**What you are asked to do**. Select every line below containing the word "color".

**Records provided**.
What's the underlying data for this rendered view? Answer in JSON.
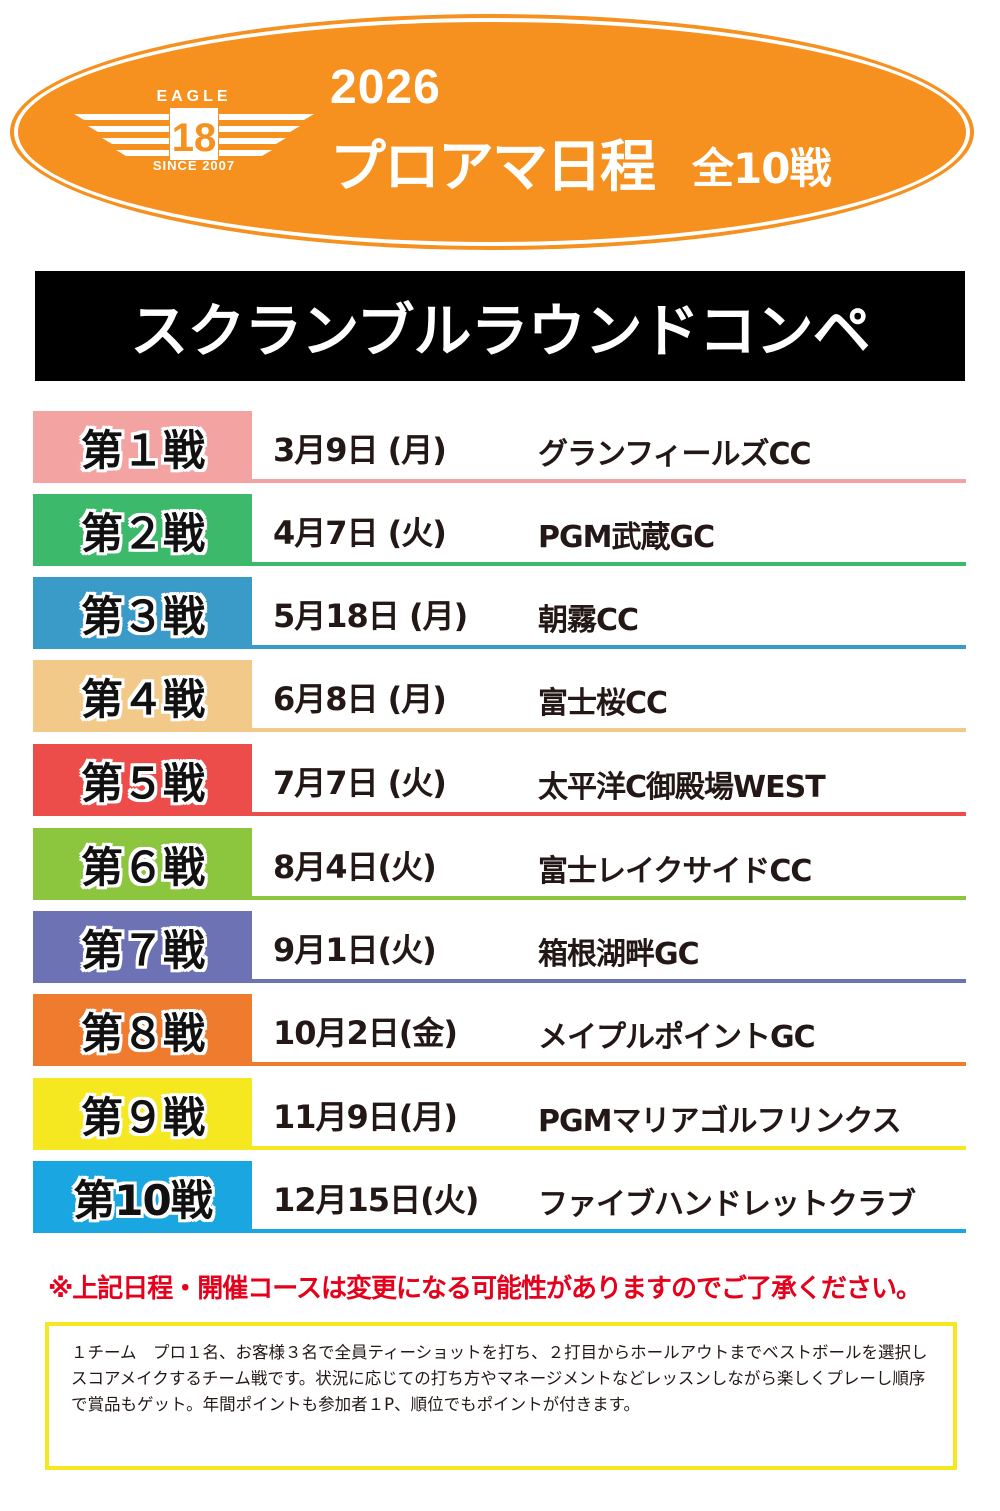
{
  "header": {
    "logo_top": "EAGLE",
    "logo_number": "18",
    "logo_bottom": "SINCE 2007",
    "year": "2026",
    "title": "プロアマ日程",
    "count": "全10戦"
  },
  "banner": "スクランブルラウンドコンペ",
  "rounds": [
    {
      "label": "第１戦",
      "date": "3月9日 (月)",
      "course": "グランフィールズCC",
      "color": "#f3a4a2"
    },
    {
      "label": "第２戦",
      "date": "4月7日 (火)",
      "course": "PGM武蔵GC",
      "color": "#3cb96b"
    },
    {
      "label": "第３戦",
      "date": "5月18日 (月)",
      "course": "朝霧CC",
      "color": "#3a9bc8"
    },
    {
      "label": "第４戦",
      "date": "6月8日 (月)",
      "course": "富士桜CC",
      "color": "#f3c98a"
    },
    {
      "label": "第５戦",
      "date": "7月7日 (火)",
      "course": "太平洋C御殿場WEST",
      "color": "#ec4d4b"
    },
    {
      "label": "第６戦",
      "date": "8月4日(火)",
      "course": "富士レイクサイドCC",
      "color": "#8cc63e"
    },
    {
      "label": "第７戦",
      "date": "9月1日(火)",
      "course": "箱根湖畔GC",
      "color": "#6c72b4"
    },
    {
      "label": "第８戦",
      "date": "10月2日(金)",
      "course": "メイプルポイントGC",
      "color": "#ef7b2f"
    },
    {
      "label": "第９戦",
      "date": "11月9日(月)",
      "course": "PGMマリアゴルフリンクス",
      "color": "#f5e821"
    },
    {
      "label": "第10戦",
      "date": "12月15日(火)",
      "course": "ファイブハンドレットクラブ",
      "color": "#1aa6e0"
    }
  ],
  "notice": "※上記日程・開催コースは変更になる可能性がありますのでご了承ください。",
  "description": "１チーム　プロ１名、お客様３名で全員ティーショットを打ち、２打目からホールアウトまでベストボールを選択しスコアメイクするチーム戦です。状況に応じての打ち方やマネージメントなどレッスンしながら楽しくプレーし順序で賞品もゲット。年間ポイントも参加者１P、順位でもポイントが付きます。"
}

**Correct result**.
      "color": "#f3a4a2"
      "color": "#3cb96b"
      "color": "#3a9bc8"
      "color": "#f3c98a"
      "color": "#ec4d4b"
      "color": "#8cc63e"
      "color": "#6c72b4"
      "color": "#ef7b2f"
      "color": "#f5e821"
      "color": "#1aa6e0"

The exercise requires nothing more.